▸ WHAT THE TASK REQUIRES
Reproduce the listing exactly, with no pictures in your copy.

-- START OF ROWS --

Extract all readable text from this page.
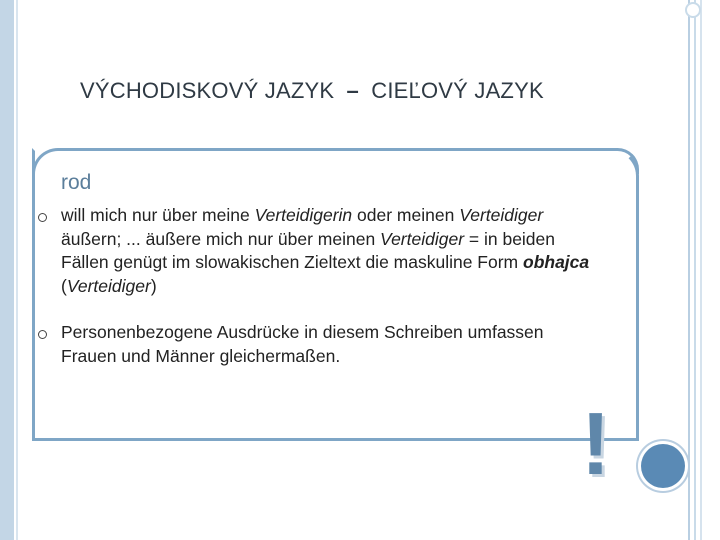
VÝCHODISKOVÝ JAZYK – CIEĽOVÝ JAZYK
rod
will mich nur über meine Verteidigerin oder meinen Verteidiger äußern; ... äußere mich nur über meinen Verteidiger = in beiden Fällen genügt im slowakischen Zieltext die maskuline Form obhajca (Verteidiger)
Personenbezogene Ausdrücke in diesem Schreiben umfassen Frauen und Männer gleichermaßen.
!
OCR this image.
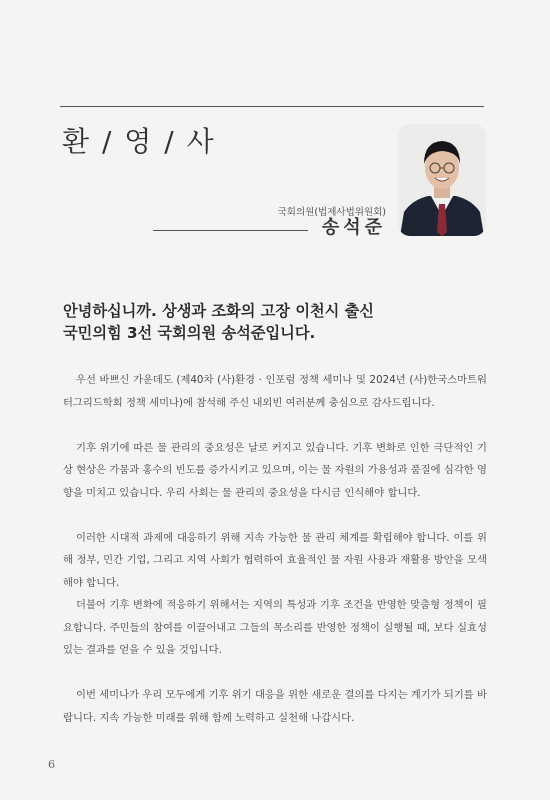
환 / 영 / 사
국회의원(법제사법위원회)
송석준
안녕하십니까. 상생과 조화의 고장 이천시 출신
국민의힘 3선 국회의원 송석준입니다.

우선 바쁘신 가운데도 (제40차 (사)환경 · 인포럼 정책 세미나 및 2024년 (사)한국스마트워터그리드학회 정책 세미나)에 참석해 주신 내외빈 여러분께 충심으로 감사드립니다.

기후 위기에 따른 물 관리의 중요성은 날로 커지고 있습니다. 기후 변화로 인한 극단적인 기상 현상은 가뭄과 홍수의 빈도를 증가시키고 있으며, 이는 물 자원의 가용성과 품질에 심각한 영향을 미치고 있습니다. 우리 사회는 물 관리의 중요성을 다시금 인식해야 합니다.

이러한 시대적 과제에 대응하기 위해 지속 가능한 물 관리 체계를 확립해야 합니다. 이를 위해 정부, 민간 기업, 그리고 지역 사회가 협력하여 효율적인 물 자원 사용과 재활용 방안을 모색해야 합니다.

더불어 기후 변화에 적응하기 위해서는 지역의 특성과 기후 조건을 반영한 맞춤형 정책이 필요합니다. 주민들의 참여를 이끌어내고 그들의 목소리를 반영한 정책이 실행될 때, 보다 실효성 있는 결과를 얻을 수 있을 것입니다.

이번 세미나가 우리 모두에게 기후 위기 대응을 위한 새로운 결의를 다지는 계기가 되기를 바랍니다. 지속 가능한 미래를 위해 함께 노력하고 실천해 나갑시다.

6
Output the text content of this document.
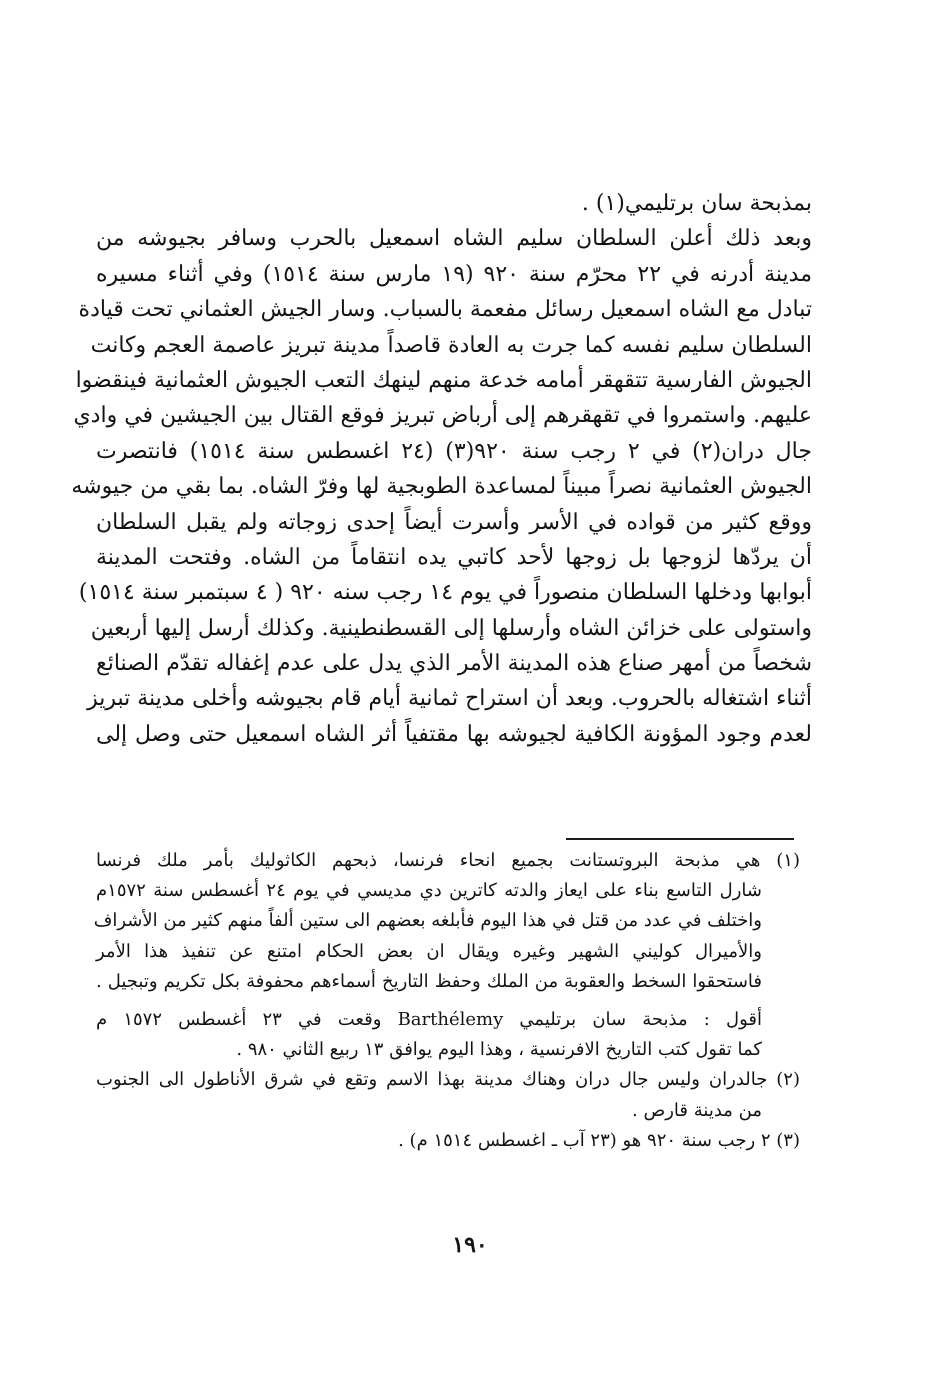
بمذبحة سان برتليمي(١) .
وبعد ذلك أعلن السلطان سليم الشاه اسمعيل بالحرب وسافر بجيوشه من
مدينة أدرنه في ٢٢ محرّم سنة ٩٢٠ (١٩ مارس سنة ١٥١٤) وفي أثناء مسيره
تبادل مع الشاه اسمعيل رسائل مفعمة بالسباب. وسار الجيش العثماني تحت قيادة
السلطان سليم نفسه كما جرت به العادة قاصداً مدينة تبريز عاصمة العجم وكانت
الجيوش الفارسية تتقهقر أمامه خدعة منهم لينهك التعب الجيوش العثمانية فينقضوا
عليهم. واستمروا في تقهقرهم إلى أرباض تبريز فوقع القتال بين الجيشين في وادي
جال دران(٢) في ٢ رجب سنة ٩٢٠(٣) (٢٤ اغسطس سنة ١٥١٤) فانتصرت
الجيوش العثمانية نصراً مبيناً لمساعدة الطوبجية لها وفرّ الشاه. بما بقي من جيوشه
ووقع كثير من قواده في الأسر وأسرت أيضاً إحدى زوجاته ولم يقبل السلطان
أن يردّها لزوجها بل زوجها لأحد كاتبي يده انتقاماً من الشاه. وفتحت المدينة
أبوابها ودخلها السلطان منصوراً في يوم ١٤ رجب سنه ٩٢٠ ( ٤ سبتمبر سنة ١٥١٤)
واستولى على خزائن الشاه وأرسلها إلى القسطنطينية. وكذلك أرسل إليها أربعين
شخصاً من أمهر صناع هذه المدينة الأمر الذي يدل على عدم إغفاله تقدّم الصنائع
أثناء اشتغاله بالحروب. وبعد أن استراح ثمانية أيام قام بجيوشه وأخلى مدينة تبريز
لعدم وجود المؤونة الكافية لجيوشه بها مقتفياً أثر الشاه اسمعيل حتى وصل إلى
(١) هي مذبحة البروتستانت بجميع انحاء فرنسا، ذبحهم الكاثوليك بأمر ملك فرنسا
شارل التاسع بناء على ايعاز والدته كاترين دي مديسي في يوم ٢٤ أغسطس سنة ١٥٧٢م
واختلف في عدد من قتل في هذا اليوم فأبلغه بعضهم الى ستين ألفاً منهم كثير من الأشراف
والأميرال كوليني الشهير وغيره ويقال ان بعض الحكام امتنع عن تنفيذ هذا الأمر
فاستحقوا السخط والعقوبة من الملك وحفظ التاريخ أسماءهم محفوفة بكل تكريم وتبجيل .
أقول : مذبحة سان برتليمي Barthélemy وقعت في ٢٣ أغسطس ١٥٧٢ م
كما تقول كتب التاريخ الافرنسية ، وهذا اليوم يوافق ١٣ ربيع الثاني ٩٨٠ .
(٢) جالدران وليس جال دران وهناك مدينة بهذا الاسم وتقع في شرق الأناطول الى الجنوب
من مدينة قارص .
(٣) ٢ رجب سنة ٩٢٠ هو (٢٣ آب ـ اغسطس ١٥١٤ م) .
١٩٠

-- END OF ROWS --

▸ RESULT FOR THIS EXERCISE
Extract all readable text from this page.
VÝCHODISKOVÝ JAZYK – CIEĽOVÝ JAZYK
rod
will mich nur über meine Verteidigerin oder meinen Verteidiger äußern; ... äußere mich nur über meinen Verteidiger = in beiden Fällen genügt im slowakischen Zieltext die maskuline Form obhajca (Verteidiger)
Personenbezogene Ausdrücke in diesem Schreiben umfassen Frauen und Männer gleichermaßen.
!
OCR this image.
환 / 영 / 사
국회의원(법제사법위원회)
송석준
안녕하십니까. 상생과 조화의 고장 이천시 출신
국민의힘 3선 국회의원 송석준입니다.

우선 바쁘신 가운데도 (제40차 (사)환경 · 인포럼 정책 세미나 및 2024년 (사)한국스마트워터그리드학회 정책 세미나)에 참석해 주신 내외빈 여러분께 충심으로 감사드립니다.

기후 위기에 따른 물 관리의 중요성은 날로 커지고 있습니다. 기후 변화로 인한 극단적인 기상 현상은 가뭄과 홍수의 빈도를 증가시키고 있으며, 이는 물 자원의 가용성과 품질에 심각한 영향을 미치고 있습니다. 우리 사회는 물 관리의 중요성을 다시금 인식해야 합니다.

이러한 시대적 과제에 대응하기 위해 지속 가능한 물 관리 체계를 확립해야 합니다. 이를 위해 정부, 민간 기업, 그리고 지역 사회가 협력하여 효율적인 물 자원 사용과 재활용 방안을 모색해야 합니다.

더불어 기후 변화에 적응하기 위해서는 지역의 특성과 기후 조건을 반영한 맞춤형 정책이 필요합니다. 주민들의 참여를 이끌어내고 그들의 목소리를 반영한 정책이 실행될 때, 보다 실효성 있는 결과를 얻을 수 있을 것입니다.

이번 세미나가 우리 모두에게 기후 위기 대응을 위한 새로운 결의를 다지는 계기가 되기를 바랍니다. 지속 가능한 미래를 위해 함께 노력하고 실천해 나갑시다.

6
Output the text content of this document.
بمذبحة سان برتليمي(١) .
وبعد ذلك أعلن السلطان سليم الشاه اسمعيل بالحرب وسافر بجيوشه من
مدينة أدرنه في ٢٢ محرّم سنة ٩٢٠ (١٩ مارس سنة ١٥١٤) وفي أثناء مسيره
تبادل مع الشاه اسمعيل رسائل مفعمة بالسباب. وسار الجيش العثماني تحت قيادة
السلطان سليم نفسه كما جرت به العادة قاصداً مدينة تبريز عاصمة العجم وكانت
الجيوش الفارسية تتقهقر أمامه خدعة منهم لينهك التعب الجيوش العثمانية فينقضوا
عليهم. واستمروا في تقهقرهم إلى أرباض تبريز فوقع القتال بين الجيشين في وادي
جال دران(٢) في ٢ رجب سنة ٩٢٠(٣) (٢٤ اغسطس سنة ١٥١٤) فانتصرت
الجيوش العثمانية نصراً مبيناً لمساعدة الطوبجية لها وفرّ الشاه. بما بقي من جيوشه
ووقع كثير من قواده في الأسر وأسرت أيضاً إحدى زوجاته ولم يقبل السلطان
أن يردّها لزوجها بل زوجها لأحد كاتبي يده انتقاماً من الشاه. وفتحت المدينة
أبوابها ودخلها السلطان منصوراً في يوم ١٤ رجب سنه ٩٢٠ ( ٤ سبتمبر سنة ١٥١٤)
واستولى على خزائن الشاه وأرسلها إلى القسطنطينية. وكذلك أرسل إليها أربعين
شخصاً من أمهر صناع هذه المدينة الأمر الذي يدل على عدم إغفاله تقدّم الصنائع
أثناء اشتغاله بالحروب. وبعد أن استراح ثمانية أيام قام بجيوشه وأخلى مدينة تبريز
لعدم وجود المؤونة الكافية لجيوشه بها مقتفياً أثر الشاه اسمعيل حتى وصل إلى
(١) هي مذبحة البروتستانت بجميع انحاء فرنسا، ذبحهم الكاثوليك بأمر ملك فرنسا
شارل التاسع بناء على ايعاز والدته كاترين دي مديسي في يوم ٢٤ أغسطس سنة ١٥٧٢م
واختلف في عدد من قتل في هذا اليوم فأبلغه بعضهم الى ستين ألفاً منهم كثير من الأشراف
والأميرال كوليني الشهير وغيره ويقال ان بعض الحكام امتنع عن تنفيذ هذا الأمر
فاستحقوا السخط والعقوبة من الملك وحفظ التاريخ أسماءهم محفوفة بكل تكريم وتبجيل .
أقول : مذبحة سان برتليمي Barthélemy وقعت في ٢٣ أغسطس ١٥٧٢ م
كما تقول كتب التاريخ الافرنسية ، وهذا اليوم يوافق ١٣ ربيع الثاني ٩٨٠ .
(٢) جالدران وليس جال دران وهناك مدينة بهذا الاسم وتقع في شرق الأناطول الى الجنوب
من مدينة قارص .
(٣) ٢ رجب سنة ٩٢٠ هو (٢٣ آب ـ اغسطس ١٥١٤ م) .
١٩٠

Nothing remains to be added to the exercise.